- **PROBLEM**: Report how many lines of the listing contain the string "experiments", with no other words.
MATERIAL PROVIDED: Begin
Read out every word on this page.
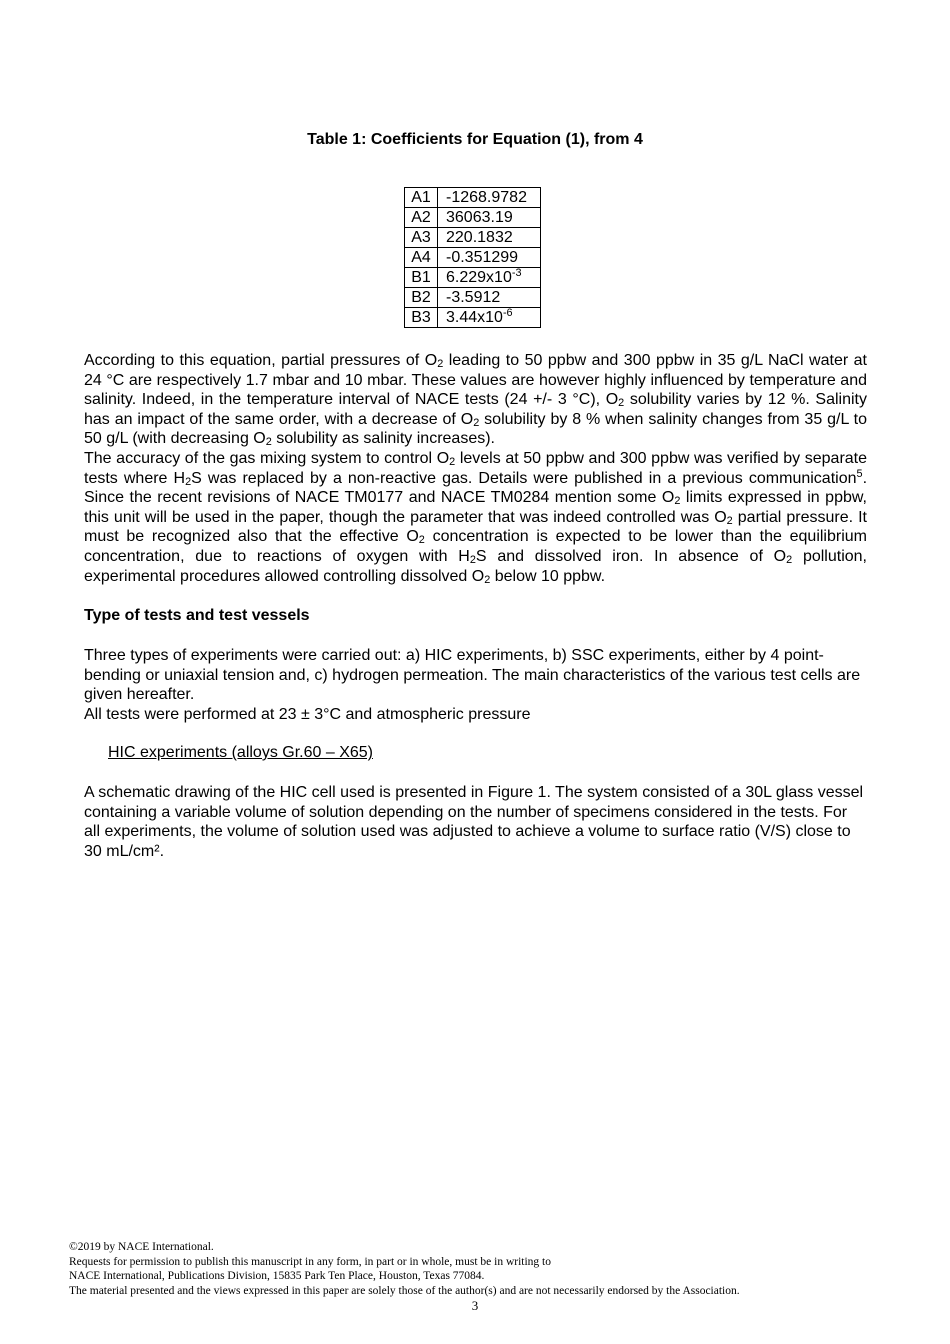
Table 1: Coefficients for Equation (1), from 4
A1	-1268.9782
A2	36063.19
A3	220.1832
A4	-0.351299
B1	$6.229x10^{-3}$
B2	-3.5912
B3	$3.44x10^{-6}$
According to this equation, partial pressures of $O_2$ leading to 50 ppbw and 300 ppbw in 35 g/L NaCl water at 24 °C are respectively 1.7 mbar and 10 mbar. These values are however highly influenced by temperature and salinity. Indeed, in the temperature interval of NACE tests (24 +/- 3 °C), $O_2$ solubility varies by 12 %. Salinity has an impact of the same order, with a decrease of $O_2$ solubility by 8 % when salinity changes from 35 g/L to 50 g/L (with decreasing $O_2$ solubility as salinity increases).
The accuracy of the gas mixing system to control $O_2$ levels at 50 ppbw and 300 ppbw was verified by separate tests where $H_2S$ was replaced by a non-reactive gas. Details were published in a previous communication$^5$. Since the recent revisions of NACE TM0177 and NACE TM0284 mention some $O_2$ limits expressed in ppbw, this unit will be used in the paper, though the parameter that was indeed controlled was $O_2$ partial pressure. It must be recognized also that the effective $O_2$ concentration is expected to be lower than the equilibrium concentration, due to reactions of oxygen with $H_2S$ and dissolved iron. In absence of $O_2$ pollution, experimental procedures allowed controlling dissolved $O_2$ below 10 ppbw.
Type of tests and test vessels
Three types of experiments were carried out: a) HIC experiments, b) SSC experiments, either by 4 point-bending or uniaxial tension and, c) hydrogen permeation. The main characteristics of the various test cells are given hereafter.
All tests were performed at 23 ± 3°C and atmospheric pressure
HIC experiments (alloys Gr.60 – X65)
A schematic drawing of the HIC cell used is presented in Figure 1. The system consisted of a 30L glass vessel containing a variable volume of solution depending on the number of specimens considered in the tests. For all experiments, the volume of solution used was adjusted to achieve a volume to surface ratio (V/S) close to 30 mL/cm².
©2019 by NACE International.
Requests for permission to publish this manuscript in any form, in part or in whole, must be in writing to
NACE International, Publications Division, 15835 Park Ten Place, Houston, Texas 77084.
The material presented and the views expressed in this paper are solely those of the author(s) and are not necessarily endorsed by the Association.
3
MATERIAL PROVIDED: End
- **SOLUTION FOR THIS TASK**: 3